* begin Data shown *
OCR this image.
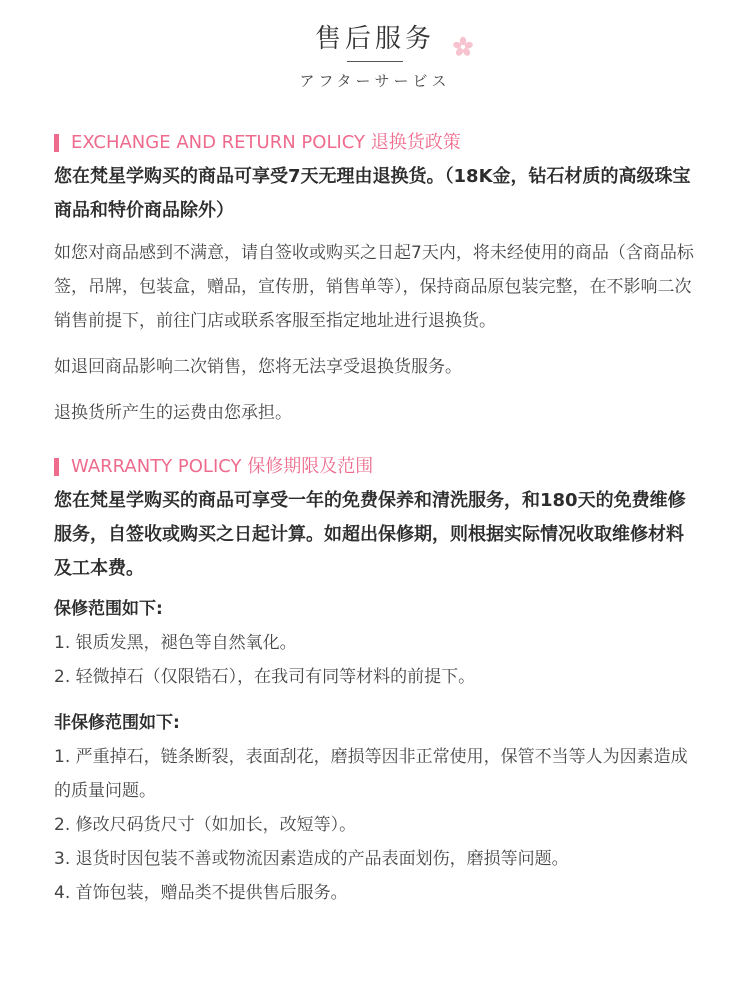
售后服务
アフターサービス
EXCHANGE AND RETURN POLICY 退换货政策
您在梵星学购买的商品可享受7天无理由退换货。（18K金，钻石材质的高级珠宝商品和特价商品除外）
如您对商品感到不满意，请自签收或购买之日起7天内，将未经使用的商品（含商品标签，吊牌，包装盒，赠品，宣传册，销售单等），保持商品原包装完整，在不影响二次销售前提下，前往门店或联系客服至指定地址进行退换货。
如退回商品影响二次销售，您将无法享受退换货服务。
退换货所产生的运费由您承担。
WARRANTY POLICY 保修期限及范围
您在梵星学购买的商品可享受一年的免费保养和清洗服务，和180天的免费维修服务，自签收或购买之日起计算。如超出保修期，则根据实际情况收取维修材料及工本费。
保修范围如下:
1. 银质发黑，褪色等自然氧化。
2. 轻微掉石（仅限锆石），在我司有同等材料的前提下。
非保修范围如下:
1. 严重掉石，链条断裂，表面刮花，磨损等因非正常使用，保管不当等人为因素造成的质量问题。
2. 修改尺码货尺寸（如加长，改短等）。
3. 退货时因包装不善或物流因素造成的产品表面划伤，磨损等问题。
4. 首饰包装，赠品类不提供售后服务。
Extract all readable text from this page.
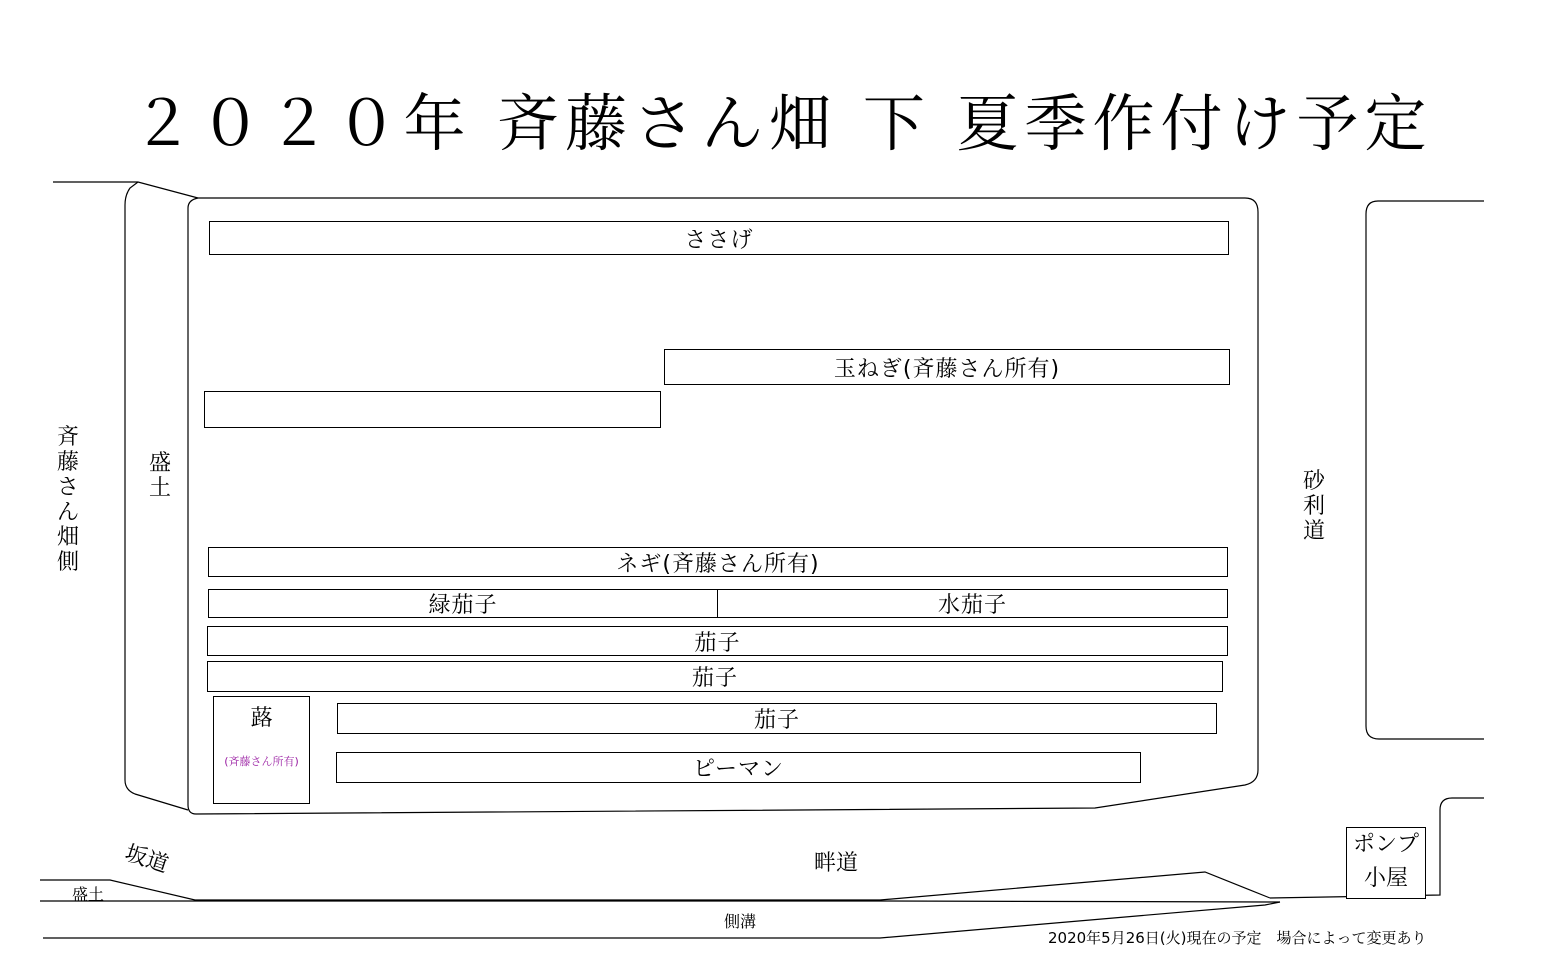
２０２０年 斉藤さん畑 下 夏季作付け予定
斉藤さん畑側
盛土	砂利道
ささげ
玉ねぎ(斉藤さん所有)
ネギ(斉藤さん所有)
緑茄子	水茄子
茄子
茄子
茄子
ピーマン
蕗
(斉藤さん所有)
坂道	畔道
盛土
側溝
ポンプ
小屋
2020年5月26日(火)現在の予定　場合によって変更あり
* end Data shown *
→ Task requirements:
Leave out the pictures and give the rest of the records again exactly.

→ Final answer:
OCR this image.
售后服务
アフターサービス
EXCHANGE AND RETURN POLICY 退换货政策
您在梵星学购买的商品可享受7天无理由退换货。（18K金，钻石材质的高级珠宝商品和特价商品除外）
如您对商品感到不满意，请自签收或购买之日起7天内，将未经使用的商品（含商品标签，吊牌，包装盒，赠品，宣传册，销售单等），保持商品原包装完整，在不影响二次销售前提下，前往门店或联系客服至指定地址进行退换货。
如退回商品影响二次销售，您将无法享受退换货服务。
退换货所产生的运费由您承担。
WARRANTY POLICY 保修期限及范围
您在梵星学购买的商品可享受一年的免费保养和清洗服务，和180天的免费维修服务，自签收或购买之日起计算。如超出保修期，则根据实际情况收取维修材料及工本费。
保修范围如下:
1. 银质发黑，褪色等自然氧化。
2. 轻微掉石（仅限锆石），在我司有同等材料的前提下。
非保修范围如下:
1. 严重掉石，链条断裂，表面刮花，磨损等因非正常使用，保管不当等人为因素造成的质量问题。
2. 修改尺码货尺寸（如加长，改短等）。
3. 退货时因包装不善或物流因素造成的产品表面划伤，磨损等问题。
4. 首饰包装，赠品类不提供售后服务。
Extract all readable text from this page.
２０２０年 斉藤さん畑 下 夏季作付け予定
斉藤さん畑側
盛土	砂利道
ささげ
玉ねぎ(斉藤さん所有)
ネギ(斉藤さん所有)
緑茄子	水茄子
茄子
茄子
茄子
ピーマン
蕗
(斉藤さん所有)
坂道	畔道
盛土
側溝
ポンプ
小屋
2020年5月26日(火)現在の予定　場合によって変更あり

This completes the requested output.